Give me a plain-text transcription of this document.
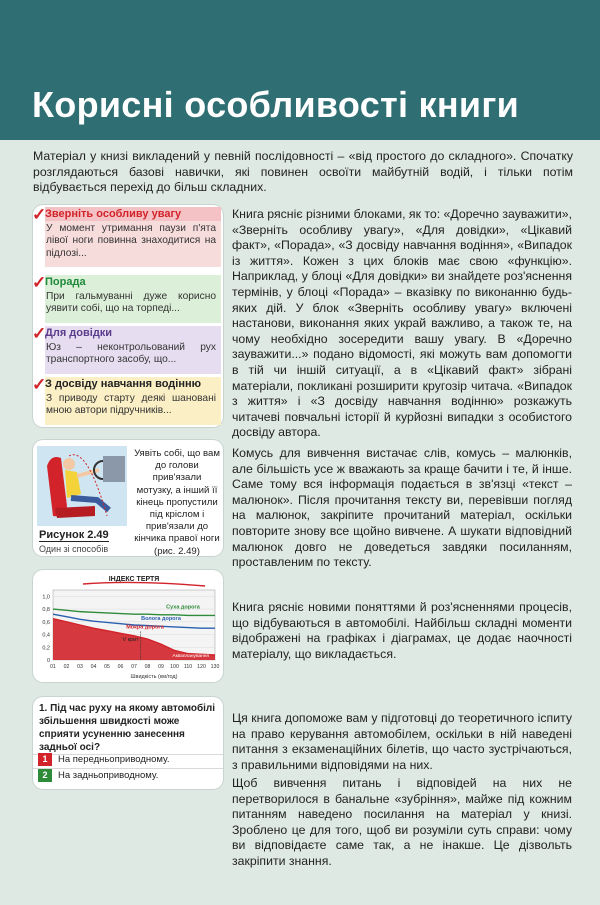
Корисні особливості книги
Матеріал у книзі викладений у певній послідовності – «від простого до складного». Спочатку розглядаються базові навички, які повинен освоїти майбутній водій, і тільки потім відбувається перехід до більш складних.
✓
Зверніть особливу увагу
У момент утримання паузи п'ята лівої ноги повинна знаходитися на підлозі...
✓
Порада
При гальмуванні дуже корисно уявити собі, що на торпеді...
✓
Для довідки
Юз – неконтрольований рух транспортного засобу, що...
✓
З досвіду навчання водінню
З приводу старту деякі шановані мною автори підручників...
Книга рясніє різними блоками, як то: «Доречно зауважити», «Зверніть особливу увагу», «Для довідки», «Цікавий факт», «Порада», «З досвіду навчання водіння», «Випадок із життя». Кожен з цих блоків має свою «функцію». Наприклад, у блоці «Для довідки» ви знайдете роз'яснення термінів, у блоці «Порада» – вказівку по виконанню будь-яких дій. У блок «Зверніть особливу увагу» включені настанови, виконання яких украй важливо, а також те, на чому необхідно зосередити вашу увагу. В «Доречно зауважити...» подано відомості, які можуть вам допомогти в тій чи іншій ситуації, а в «Цікавий факт» зібрані матеріали, покликані розширити кругозір читача. «Випадок з життя» і «З досвіду навчання водінню» розкажуть читачеві повчальні історії й курйозні випадки з особистого досвіду автора.
Уявіть собі, що вам до голови прив'язали мотузку, а інший її кінець пропустили під кріслом і прив'язали до кінчика правої ноги (рис. 2.49)
Рисунок 2.49
Один зі способів
Комусь для вивчення вистачає слів, комусь – малюнків, але більшість усе ж вважають за краще бачити і те, й інше. Саме тому вся інформація подається в зв'язці «текст – малюнок». Після прочитання тексту ви, перевівши погляд на малюнок, закріпите прочитаний матеріал, оскільки повторите знову все щойно вивчене. А шукати відповідний малюнок довго не доведеться завдяки посиланням, проставленим по тексту.
ІНДЕКС ТЕРТЯ
0
0,2
0,4
0,6
0,8
1,0
01 02 03 04 05 06 07 08 09 100 110 120 130
Швидкість (км/год)
Суха дорога
Волога дорога
Мокра дорога
V крит
Аквапланування
Книга рясніє новими поняттями й роз'ясненнями процесів, що відбуваються в автомобілі. Найбільш складні моменти відображені на графіках і діаграмах, це додає наочності матеріалу, що викладається.
1. Під час руху на якому автомобілі збільшення швидкості може сприяти усуненню занесення задньої осі?
1	На передньоприводному.
2	На задньоприводному.
Ця книга допоможе вам у підготовці до теоретичного іспиту на право керування автомобілем, оскільки в ній наведені питання з екзаменаційних білетів, що часто зустрічаються, з правильними відповідями на них.
Щоб вивчення питань і відповідей на них не перетворилося в банальне «зубріння», майже під кожним питанням наведено посилання на матеріал у книзі. Зроблено це для того, щоб ви розуміли суть справи: чому ви відповідаєте саме так, а не інакше. Це дізвольть закріпити знання.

☆ ☆ ☆ ☆ ☆

#### [Written task]
The entries above should be reproduced exactly, without their pictures.

#### [Exercise result]
Give me a plain-text transcription of this document.
Корисні особливості книги
Матеріал у книзі викладений у певній послідовності – «від простого до складного». Спочатку розглядаються базові навички, які повинен освоїти майбутній водій, і тільки потім відбувається перехід до більш складних.
✓
Зверніть особливу увагу
У момент утримання паузи п'ята лівої ноги повинна знаходитися на підлозі...
✓
Порада
При гальмуванні дуже корисно уявити собі, що на торпеді...
✓
Для довідки
Юз – неконтрольований рух транспортного засобу, що...
✓
З досвіду навчання водінню
З приводу старту деякі шановані мною автори підручників...
Книга рясніє різними блоками, як то: «Доречно зауважити», «Зверніть особливу увагу», «Для довідки», «Цікавий факт», «Порада», «З досвіду навчання водіння», «Випадок із життя». Кожен з цих блоків має свою «функцію». Наприклад, у блоці «Для довідки» ви знайдете роз'яснення термінів, у блоці «Порада» – вказівку по виконанню будь-яких дій. У блок «Зверніть особливу увагу» включені настанови, виконання яких украй важливо, а також те, на чому необхідно зосередити вашу увагу. В «Доречно зауважити...» подано відомості, які можуть вам допомогти в тій чи іншій ситуації, а в «Цікавий факт» зібрані матеріали, покликані розширити кругозір читача. «Випадок з життя» і «З досвіду навчання водінню» розкажуть читачеві повчальні історії й курйозні випадки з особистого досвіду автора.
Уявіть собі, що вам до голови прив'язали мотузку, а інший її кінець пропустили під кріслом і прив'язали до кінчика правої ноги (рис. 2.49)
Рисунок 2.49
Один зі способів
Комусь для вивчення вистачає слів, комусь – малюнків, але більшість усе ж вважають за краще бачити і те, й інше. Саме тому вся інформація подається в зв'язці «текст – малюнок». Після прочитання тексту ви, перевівши погляд на малюнок, закріпите прочитаний матеріал, оскільки повторите знову все щойно вивчене. А шукати відповідний малюнок довго не доведеться завдяки посиланням, проставленим по тексту.
ІНДЕКС ТЕРТЯ
0
0,2
0,4
0,6
0,8
1,0
01 02 03 04 05 06 07 08 09 100 110 120 130
Швидкість (км/год)
Суха дорога
Волога дорога
Мокра дорога
V крит
Аквапланування
Книга рясніє новими поняттями й роз'ясненнями процесів, що відбуваються в автомобілі. Найбільш складні моменти відображені на графіках і діаграмах, це додає наочності матеріалу, що викладається.
1. Під час руху на якому автомобілі збільшення швидкості може сприяти усуненню занесення задньої осі?
1	На передньоприводному.
2	На задньоприводному.
Ця книга допоможе вам у підготовці до теоретичного іспиту на право керування автомобілем, оскільки в ній наведені питання з екзаменаційних білетів, що часто зустрічаються, з правильними відповідями на них.
Щоб вивчення питань і відповідей на них не перетворилося в банальне «зубріння», майже під кожним питанням наведено посилання на матеріал у книзі. Зроблено це для того, щоб ви розуміли суть справи: чому ви відповідаєте саме так, а не інакше. Це дізвольть закріпити знання.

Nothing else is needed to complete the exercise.